Your task is to output the data exactly as it stands.

[The data start]

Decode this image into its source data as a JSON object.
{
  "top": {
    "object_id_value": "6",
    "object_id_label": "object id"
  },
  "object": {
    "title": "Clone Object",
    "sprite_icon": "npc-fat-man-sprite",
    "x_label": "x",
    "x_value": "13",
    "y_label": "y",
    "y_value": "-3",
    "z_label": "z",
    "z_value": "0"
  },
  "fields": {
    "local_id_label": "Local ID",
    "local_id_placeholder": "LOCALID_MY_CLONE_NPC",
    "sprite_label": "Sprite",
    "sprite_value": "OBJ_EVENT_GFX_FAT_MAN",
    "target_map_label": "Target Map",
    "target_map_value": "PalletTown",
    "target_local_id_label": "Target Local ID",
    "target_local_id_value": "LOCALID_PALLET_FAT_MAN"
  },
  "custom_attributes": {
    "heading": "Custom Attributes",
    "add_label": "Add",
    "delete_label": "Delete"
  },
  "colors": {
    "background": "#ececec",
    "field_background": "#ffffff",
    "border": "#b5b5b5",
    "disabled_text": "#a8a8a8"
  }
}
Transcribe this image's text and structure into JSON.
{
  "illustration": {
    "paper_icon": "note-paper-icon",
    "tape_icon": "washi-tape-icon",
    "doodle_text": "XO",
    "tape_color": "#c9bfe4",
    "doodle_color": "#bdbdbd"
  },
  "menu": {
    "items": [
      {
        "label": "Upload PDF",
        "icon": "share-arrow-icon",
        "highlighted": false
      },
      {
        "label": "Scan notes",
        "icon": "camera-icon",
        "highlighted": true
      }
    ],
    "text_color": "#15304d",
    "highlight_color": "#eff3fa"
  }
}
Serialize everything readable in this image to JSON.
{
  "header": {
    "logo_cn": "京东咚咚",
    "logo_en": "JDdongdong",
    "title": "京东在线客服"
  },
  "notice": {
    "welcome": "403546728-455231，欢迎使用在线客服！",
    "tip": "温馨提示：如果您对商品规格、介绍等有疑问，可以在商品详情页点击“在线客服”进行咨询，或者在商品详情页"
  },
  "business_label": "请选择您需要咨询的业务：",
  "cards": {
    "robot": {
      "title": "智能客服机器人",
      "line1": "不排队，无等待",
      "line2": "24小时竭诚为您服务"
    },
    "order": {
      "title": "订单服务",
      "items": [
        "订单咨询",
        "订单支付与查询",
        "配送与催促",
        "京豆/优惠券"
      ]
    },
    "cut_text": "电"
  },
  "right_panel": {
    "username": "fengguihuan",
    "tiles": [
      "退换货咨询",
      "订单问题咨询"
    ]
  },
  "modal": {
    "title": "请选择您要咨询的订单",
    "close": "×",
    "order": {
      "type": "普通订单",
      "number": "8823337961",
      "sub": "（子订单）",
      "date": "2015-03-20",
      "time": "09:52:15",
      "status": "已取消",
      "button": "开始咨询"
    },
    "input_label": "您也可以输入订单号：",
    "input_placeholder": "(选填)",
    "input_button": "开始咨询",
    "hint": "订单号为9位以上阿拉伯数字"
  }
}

[The data end]

Solution below
Decode this image into its source data as a JSON object.
{
  "top": {
    "object_id_value": "6",
    "object_id_label": "object id"
  },
  "object": {
    "title": "Clone Object",
    "sprite_icon": "npc-fat-man-sprite",
    "x_label": "x",
    "x_value": "13",
    "y_label": "y",
    "y_value": "-3",
    "z_label": "z",
    "z_value": "0"
  },
  "fields": {
    "local_id_label": "Local ID",
    "local_id_placeholder": "LOCALID_MY_CLONE_NPC",
    "sprite_label": "Sprite",
    "sprite_value": "OBJ_EVENT_GFX_FAT_MAN",
    "target_map_label": "Target Map",
    "target_map_value": "PalletTown",
    "target_local_id_label": "Target Local ID",
    "target_local_id_value": "LOCALID_PALLET_FAT_MAN"
  },
  "custom_attributes": {
    "heading": "Custom Attributes",
    "add_label": "Add",
    "delete_label": "Delete"
  },
  "colors": {
    "background": "#ececec",
    "field_background": "#ffffff",
    "border": "#b5b5b5",
    "disabled_text": "#a8a8a8"
  }
}
Transcribe this image's text and structure into JSON.
{
  "illustration": {
    "paper_icon": "note-paper-icon",
    "tape_icon": "washi-tape-icon",
    "doodle_text": "XO",
    "tape_color": "#c9bfe4",
    "doodle_color": "#bdbdbd"
  },
  "menu": {
    "items": [
      {
        "label": "Upload PDF",
        "icon": "share-arrow-icon",
        "highlighted": false
      },
      {
        "label": "Scan notes",
        "icon": "camera-icon",
        "highlighted": true
      }
    ],
    "text_color": "#15304d",
    "highlight_color": "#eff3fa"
  }
}
Serialize everything readable in this image to JSON.
{
  "header": {
    "logo_cn": "京东咚咚",
    "logo_en": "JDdongdong",
    "title": "京东在线客服"
  },
  "notice": {
    "welcome": "403546728-455231，欢迎使用在线客服！",
    "tip": "温馨提示：如果您对商品规格、介绍等有疑问，可以在商品详情页点击“在线客服”进行咨询，或者在商品详情页"
  },
  "business_label": "请选择您需要咨询的业务：",
  "cards": {
    "robot": {
      "title": "智能客服机器人",
      "line1": "不排队，无等待",
      "line2": "24小时竭诚为您服务"
    },
    "order": {
      "title": "订单服务",
      "items": [
        "订单咨询",
        "订单支付与查询",
        "配送与催促",
        "京豆/优惠券"
      ]
    },
    "cut_text": "电"
  },
  "right_panel": {
    "username": "fengguihuan",
    "tiles": [
      "退换货咨询",
      "订单问题咨询"
    ]
  },
  "modal": {
    "title": "请选择您要咨询的订单",
    "close": "×",
    "order": {
      "type": "普通订单",
      "number": "8823337961",
      "sub": "（子订单）",
      "date": "2015-03-20",
      "time": "09:52:15",
      "status": "已取消",
      "button": "开始咨询"
    },
    "input_label": "您也可以输入订单号：",
    "input_placeholder": "(选填)",
    "input_button": "开始咨询",
    "hint": "订单号为9位以上阿拉伯数字"
  }
}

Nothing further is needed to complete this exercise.